Dataset records:
______
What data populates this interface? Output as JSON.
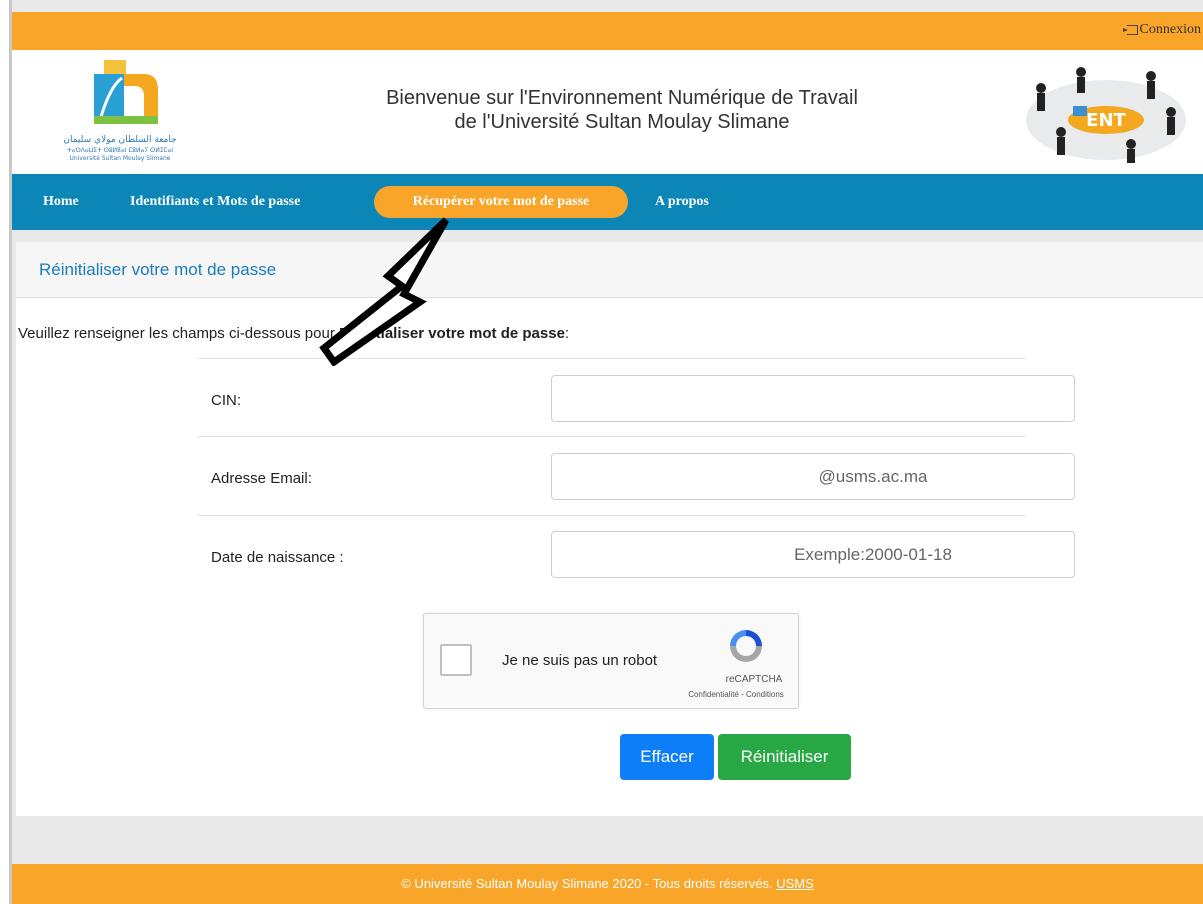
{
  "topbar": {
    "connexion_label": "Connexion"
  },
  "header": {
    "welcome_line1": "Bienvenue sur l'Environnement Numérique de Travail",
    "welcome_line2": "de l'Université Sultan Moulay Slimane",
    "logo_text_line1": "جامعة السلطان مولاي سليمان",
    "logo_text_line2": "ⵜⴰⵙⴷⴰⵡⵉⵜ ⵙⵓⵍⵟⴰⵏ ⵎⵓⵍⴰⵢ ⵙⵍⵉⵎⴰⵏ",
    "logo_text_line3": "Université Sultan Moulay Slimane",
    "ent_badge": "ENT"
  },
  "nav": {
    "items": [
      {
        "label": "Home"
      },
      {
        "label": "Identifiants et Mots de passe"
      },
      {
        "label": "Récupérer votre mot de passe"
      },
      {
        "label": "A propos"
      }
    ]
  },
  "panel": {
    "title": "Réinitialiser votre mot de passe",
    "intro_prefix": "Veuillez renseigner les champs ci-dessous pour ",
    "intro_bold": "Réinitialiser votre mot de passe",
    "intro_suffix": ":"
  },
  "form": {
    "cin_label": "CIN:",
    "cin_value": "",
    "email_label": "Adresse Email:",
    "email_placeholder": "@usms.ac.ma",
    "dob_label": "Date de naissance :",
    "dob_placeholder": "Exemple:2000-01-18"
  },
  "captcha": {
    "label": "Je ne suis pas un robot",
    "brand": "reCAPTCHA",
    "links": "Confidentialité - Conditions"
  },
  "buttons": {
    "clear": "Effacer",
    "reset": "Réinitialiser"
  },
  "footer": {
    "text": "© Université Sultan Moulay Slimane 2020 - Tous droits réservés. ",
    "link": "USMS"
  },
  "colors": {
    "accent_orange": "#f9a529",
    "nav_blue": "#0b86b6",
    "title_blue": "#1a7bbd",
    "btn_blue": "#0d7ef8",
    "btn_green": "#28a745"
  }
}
______
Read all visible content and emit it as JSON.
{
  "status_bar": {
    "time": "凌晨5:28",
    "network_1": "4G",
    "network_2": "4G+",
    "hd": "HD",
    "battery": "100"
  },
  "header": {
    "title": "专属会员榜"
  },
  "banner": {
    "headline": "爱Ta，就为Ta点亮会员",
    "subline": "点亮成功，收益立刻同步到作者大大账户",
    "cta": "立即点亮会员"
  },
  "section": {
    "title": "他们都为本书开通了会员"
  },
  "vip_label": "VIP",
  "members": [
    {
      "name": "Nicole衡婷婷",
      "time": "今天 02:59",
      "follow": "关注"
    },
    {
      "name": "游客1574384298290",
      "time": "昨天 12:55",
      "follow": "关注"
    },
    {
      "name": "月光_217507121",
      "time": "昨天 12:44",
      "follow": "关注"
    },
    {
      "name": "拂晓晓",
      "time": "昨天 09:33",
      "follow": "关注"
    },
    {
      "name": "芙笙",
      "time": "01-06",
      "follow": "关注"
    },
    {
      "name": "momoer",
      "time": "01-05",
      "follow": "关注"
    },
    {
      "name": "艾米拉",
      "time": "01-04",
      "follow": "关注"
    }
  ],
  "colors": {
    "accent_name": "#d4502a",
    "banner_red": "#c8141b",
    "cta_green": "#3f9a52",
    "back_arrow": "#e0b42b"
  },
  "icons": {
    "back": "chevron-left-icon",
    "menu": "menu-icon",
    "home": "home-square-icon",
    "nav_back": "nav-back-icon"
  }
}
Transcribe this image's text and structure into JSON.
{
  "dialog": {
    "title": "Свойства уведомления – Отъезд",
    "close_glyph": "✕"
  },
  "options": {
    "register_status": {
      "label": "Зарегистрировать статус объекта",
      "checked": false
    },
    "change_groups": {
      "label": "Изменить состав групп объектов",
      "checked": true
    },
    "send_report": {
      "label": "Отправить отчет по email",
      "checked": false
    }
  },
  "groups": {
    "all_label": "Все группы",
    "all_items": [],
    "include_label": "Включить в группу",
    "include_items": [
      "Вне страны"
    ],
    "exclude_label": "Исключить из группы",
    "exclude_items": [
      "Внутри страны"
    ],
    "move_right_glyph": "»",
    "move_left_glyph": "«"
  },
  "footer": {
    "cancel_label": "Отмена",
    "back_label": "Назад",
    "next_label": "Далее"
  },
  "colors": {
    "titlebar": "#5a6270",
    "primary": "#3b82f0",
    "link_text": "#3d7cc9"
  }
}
______
SHORT EXERCISE: Each line that has the word "Réinitialiser" should be copied.

CORRECT RESULT:
    "title": "Réinitialiser votre mot de passe",
    "intro_bold": "Réinitialiser votre mot de passe",
    "reset": "Réinitialiser"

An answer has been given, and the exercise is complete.